Problem to solve -
Can you give all the records again without altering a single character?

* start Entries *

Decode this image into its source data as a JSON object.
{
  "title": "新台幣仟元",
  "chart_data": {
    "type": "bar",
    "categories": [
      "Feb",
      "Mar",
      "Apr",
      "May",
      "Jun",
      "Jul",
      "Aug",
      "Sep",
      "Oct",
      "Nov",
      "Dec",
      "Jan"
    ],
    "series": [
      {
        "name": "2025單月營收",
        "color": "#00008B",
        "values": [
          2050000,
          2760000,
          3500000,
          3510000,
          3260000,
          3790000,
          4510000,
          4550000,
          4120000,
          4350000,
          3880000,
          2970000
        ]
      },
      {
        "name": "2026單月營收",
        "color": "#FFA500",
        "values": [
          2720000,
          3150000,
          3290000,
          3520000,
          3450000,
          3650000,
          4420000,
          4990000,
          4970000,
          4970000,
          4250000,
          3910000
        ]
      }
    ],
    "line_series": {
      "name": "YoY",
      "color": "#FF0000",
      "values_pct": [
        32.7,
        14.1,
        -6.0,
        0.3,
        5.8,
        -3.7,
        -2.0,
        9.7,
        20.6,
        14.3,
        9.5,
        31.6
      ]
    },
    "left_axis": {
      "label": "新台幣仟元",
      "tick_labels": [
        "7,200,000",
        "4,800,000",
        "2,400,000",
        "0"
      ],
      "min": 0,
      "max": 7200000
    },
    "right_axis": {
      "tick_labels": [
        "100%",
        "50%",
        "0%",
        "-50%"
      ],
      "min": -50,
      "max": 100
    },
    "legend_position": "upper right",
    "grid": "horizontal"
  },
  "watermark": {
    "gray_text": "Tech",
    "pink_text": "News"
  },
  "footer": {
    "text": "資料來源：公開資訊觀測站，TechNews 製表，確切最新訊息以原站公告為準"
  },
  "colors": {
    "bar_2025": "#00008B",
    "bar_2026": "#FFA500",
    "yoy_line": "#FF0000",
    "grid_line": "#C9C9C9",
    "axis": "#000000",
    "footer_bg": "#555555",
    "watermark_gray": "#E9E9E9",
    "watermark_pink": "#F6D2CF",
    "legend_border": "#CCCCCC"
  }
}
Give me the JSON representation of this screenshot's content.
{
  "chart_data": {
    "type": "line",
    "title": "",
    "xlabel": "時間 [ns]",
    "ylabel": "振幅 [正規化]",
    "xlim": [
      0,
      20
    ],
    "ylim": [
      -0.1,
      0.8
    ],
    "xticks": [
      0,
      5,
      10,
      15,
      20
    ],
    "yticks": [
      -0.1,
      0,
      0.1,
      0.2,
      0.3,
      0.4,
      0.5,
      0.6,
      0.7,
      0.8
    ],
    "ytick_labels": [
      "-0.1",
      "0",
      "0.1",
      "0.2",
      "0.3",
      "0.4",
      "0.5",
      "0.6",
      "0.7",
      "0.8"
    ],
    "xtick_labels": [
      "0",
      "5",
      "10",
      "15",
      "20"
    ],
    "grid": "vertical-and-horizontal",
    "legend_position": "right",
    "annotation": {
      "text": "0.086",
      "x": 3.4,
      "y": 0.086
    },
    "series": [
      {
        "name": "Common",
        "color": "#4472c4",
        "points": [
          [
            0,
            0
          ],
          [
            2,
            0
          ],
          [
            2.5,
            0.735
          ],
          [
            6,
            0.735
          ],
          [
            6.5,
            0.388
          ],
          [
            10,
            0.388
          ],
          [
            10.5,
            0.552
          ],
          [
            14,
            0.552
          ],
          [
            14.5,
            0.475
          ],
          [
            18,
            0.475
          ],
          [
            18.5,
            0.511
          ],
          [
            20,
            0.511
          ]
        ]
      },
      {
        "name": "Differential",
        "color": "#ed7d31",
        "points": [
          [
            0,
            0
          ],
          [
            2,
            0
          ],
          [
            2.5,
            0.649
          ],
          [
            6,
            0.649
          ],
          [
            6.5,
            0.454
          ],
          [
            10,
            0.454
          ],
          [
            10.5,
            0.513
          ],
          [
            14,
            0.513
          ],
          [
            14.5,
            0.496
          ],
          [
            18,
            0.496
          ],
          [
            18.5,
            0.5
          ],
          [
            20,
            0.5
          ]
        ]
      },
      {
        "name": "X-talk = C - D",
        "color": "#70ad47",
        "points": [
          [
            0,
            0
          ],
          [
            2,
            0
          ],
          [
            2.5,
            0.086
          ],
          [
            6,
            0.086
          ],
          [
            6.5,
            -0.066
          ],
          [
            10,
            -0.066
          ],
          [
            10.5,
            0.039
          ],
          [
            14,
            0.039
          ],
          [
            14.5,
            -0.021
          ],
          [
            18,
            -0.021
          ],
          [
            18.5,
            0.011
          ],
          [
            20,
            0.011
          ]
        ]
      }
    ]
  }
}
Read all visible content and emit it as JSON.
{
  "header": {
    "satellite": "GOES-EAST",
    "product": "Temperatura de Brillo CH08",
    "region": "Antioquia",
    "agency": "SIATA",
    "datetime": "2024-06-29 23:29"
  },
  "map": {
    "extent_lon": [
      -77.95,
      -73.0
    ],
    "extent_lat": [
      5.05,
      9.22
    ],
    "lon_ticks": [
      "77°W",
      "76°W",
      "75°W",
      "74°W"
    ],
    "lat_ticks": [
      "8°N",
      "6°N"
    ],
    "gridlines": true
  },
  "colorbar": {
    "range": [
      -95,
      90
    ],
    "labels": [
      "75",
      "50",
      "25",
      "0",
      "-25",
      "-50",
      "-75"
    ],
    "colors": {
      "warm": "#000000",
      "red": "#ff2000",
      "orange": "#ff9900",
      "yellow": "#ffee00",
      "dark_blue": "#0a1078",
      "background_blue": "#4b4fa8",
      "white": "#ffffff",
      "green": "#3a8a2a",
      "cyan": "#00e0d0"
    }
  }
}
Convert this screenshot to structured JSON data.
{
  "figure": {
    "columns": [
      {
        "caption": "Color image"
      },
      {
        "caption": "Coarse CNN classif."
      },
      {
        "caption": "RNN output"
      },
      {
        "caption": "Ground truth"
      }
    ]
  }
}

* end Entries *

Response to the exercise -
Decode this image into its source data as a JSON object.
{
  "title": "新台幣仟元",
  "chart_data": {
    "type": "bar",
    "categories": [
      "Feb",
      "Mar",
      "Apr",
      "May",
      "Jun",
      "Jul",
      "Aug",
      "Sep",
      "Oct",
      "Nov",
      "Dec",
      "Jan"
    ],
    "series": [
      {
        "name": "2025單月營收",
        "color": "#00008B",
        "values": [
          2050000,
          2760000,
          3500000,
          3510000,
          3260000,
          3790000,
          4510000,
          4550000,
          4120000,
          4350000,
          3880000,
          2970000
        ]
      },
      {
        "name": "2026單月營收",
        "color": "#FFA500",
        "values": [
          2720000,
          3150000,
          3290000,
          3520000,
          3450000,
          3650000,
          4420000,
          4990000,
          4970000,
          4970000,
          4250000,
          3910000
        ]
      }
    ],
    "line_series": {
      "name": "YoY",
      "color": "#FF0000",
      "values_pct": [
        32.7,
        14.1,
        -6.0,
        0.3,
        5.8,
        -3.7,
        -2.0,
        9.7,
        20.6,
        14.3,
        9.5,
        31.6
      ]
    },
    "left_axis": {
      "label": "新台幣仟元",
      "tick_labels": [
        "7,200,000",
        "4,800,000",
        "2,400,000",
        "0"
      ],
      "min": 0,
      "max": 7200000
    },
    "right_axis": {
      "tick_labels": [
        "100%",
        "50%",
        "0%",
        "-50%"
      ],
      "min": -50,
      "max": 100
    },
    "legend_position": "upper right",
    "grid": "horizontal"
  },
  "watermark": {
    "gray_text": "Tech",
    "pink_text": "News"
  },
  "footer": {
    "text": "資料來源：公開資訊觀測站，TechNews 製表，確切最新訊息以原站公告為準"
  },
  "colors": {
    "bar_2025": "#00008B",
    "bar_2026": "#FFA500",
    "yoy_line": "#FF0000",
    "grid_line": "#C9C9C9",
    "axis": "#000000",
    "footer_bg": "#555555",
    "watermark_gray": "#E9E9E9",
    "watermark_pink": "#F6D2CF",
    "legend_border": "#CCCCCC"
  }
}
Give me the JSON representation of this screenshot's content.
{
  "chart_data": {
    "type": "line",
    "title": "",
    "xlabel": "時間 [ns]",
    "ylabel": "振幅 [正規化]",
    "xlim": [
      0,
      20
    ],
    "ylim": [
      -0.1,
      0.8
    ],
    "xticks": [
      0,
      5,
      10,
      15,
      20
    ],
    "yticks": [
      -0.1,
      0,
      0.1,
      0.2,
      0.3,
      0.4,
      0.5,
      0.6,
      0.7,
      0.8
    ],
    "ytick_labels": [
      "-0.1",
      "0",
      "0.1",
      "0.2",
      "0.3",
      "0.4",
      "0.5",
      "0.6",
      "0.7",
      "0.8"
    ],
    "xtick_labels": [
      "0",
      "5",
      "10",
      "15",
      "20"
    ],
    "grid": "vertical-and-horizontal",
    "legend_position": "right",
    "annotation": {
      "text": "0.086",
      "x": 3.4,
      "y": 0.086
    },
    "series": [
      {
        "name": "Common",
        "color": "#4472c4",
        "points": [
          [
            0,
            0
          ],
          [
            2,
            0
          ],
          [
            2.5,
            0.735
          ],
          [
            6,
            0.735
          ],
          [
            6.5,
            0.388
          ],
          [
            10,
            0.388
          ],
          [
            10.5,
            0.552
          ],
          [
            14,
            0.552
          ],
          [
            14.5,
            0.475
          ],
          [
            18,
            0.475
          ],
          [
            18.5,
            0.511
          ],
          [
            20,
            0.511
          ]
        ]
      },
      {
        "name": "Differential",
        "color": "#ed7d31",
        "points": [
          [
            0,
            0
          ],
          [
            2,
            0
          ],
          [
            2.5,
            0.649
          ],
          [
            6,
            0.649
          ],
          [
            6.5,
            0.454
          ],
          [
            10,
            0.454
          ],
          [
            10.5,
            0.513
          ],
          [
            14,
            0.513
          ],
          [
            14.5,
            0.496
          ],
          [
            18,
            0.496
          ],
          [
            18.5,
            0.5
          ],
          [
            20,
            0.5
          ]
        ]
      },
      {
        "name": "X-talk = C - D",
        "color": "#70ad47",
        "points": [
          [
            0,
            0
          ],
          [
            2,
            0
          ],
          [
            2.5,
            0.086
          ],
          [
            6,
            0.086
          ],
          [
            6.5,
            -0.066
          ],
          [
            10,
            -0.066
          ],
          [
            10.5,
            0.039
          ],
          [
            14,
            0.039
          ],
          [
            14.5,
            -0.021
          ],
          [
            18,
            -0.021
          ],
          [
            18.5,
            0.011
          ],
          [
            20,
            0.011
          ]
        ]
      }
    ]
  }
}
Read all visible content and emit it as JSON.
{
  "header": {
    "satellite": "GOES-EAST",
    "product": "Temperatura de Brillo CH08",
    "region": "Antioquia",
    "agency": "SIATA",
    "datetime": "2024-06-29 23:29"
  },
  "map": {
    "extent_lon": [
      -77.95,
      -73.0
    ],
    "extent_lat": [
      5.05,
      9.22
    ],
    "lon_ticks": [
      "77°W",
      "76°W",
      "75°W",
      "74°W"
    ],
    "lat_ticks": [
      "8°N",
      "6°N"
    ],
    "gridlines": true
  },
  "colorbar": {
    "range": [
      -95,
      90
    ],
    "labels": [
      "75",
      "50",
      "25",
      "0",
      "-25",
      "-50",
      "-75"
    ],
    "colors": {
      "warm": "#000000",
      "red": "#ff2000",
      "orange": "#ff9900",
      "yellow": "#ffee00",
      "dark_blue": "#0a1078",
      "background_blue": "#4b4fa8",
      "white": "#ffffff",
      "green": "#3a8a2a",
      "cyan": "#00e0d0"
    }
  }
}
Convert this screenshot to structured JSON data.
{
  "figure": {
    "columns": [
      {
        "caption": "Color image"
      },
      {
        "caption": "Coarse CNN classif."
      },
      {
        "caption": "RNN output"
      },
      {
        "caption": "Ground truth"
      }
    ]
  }
}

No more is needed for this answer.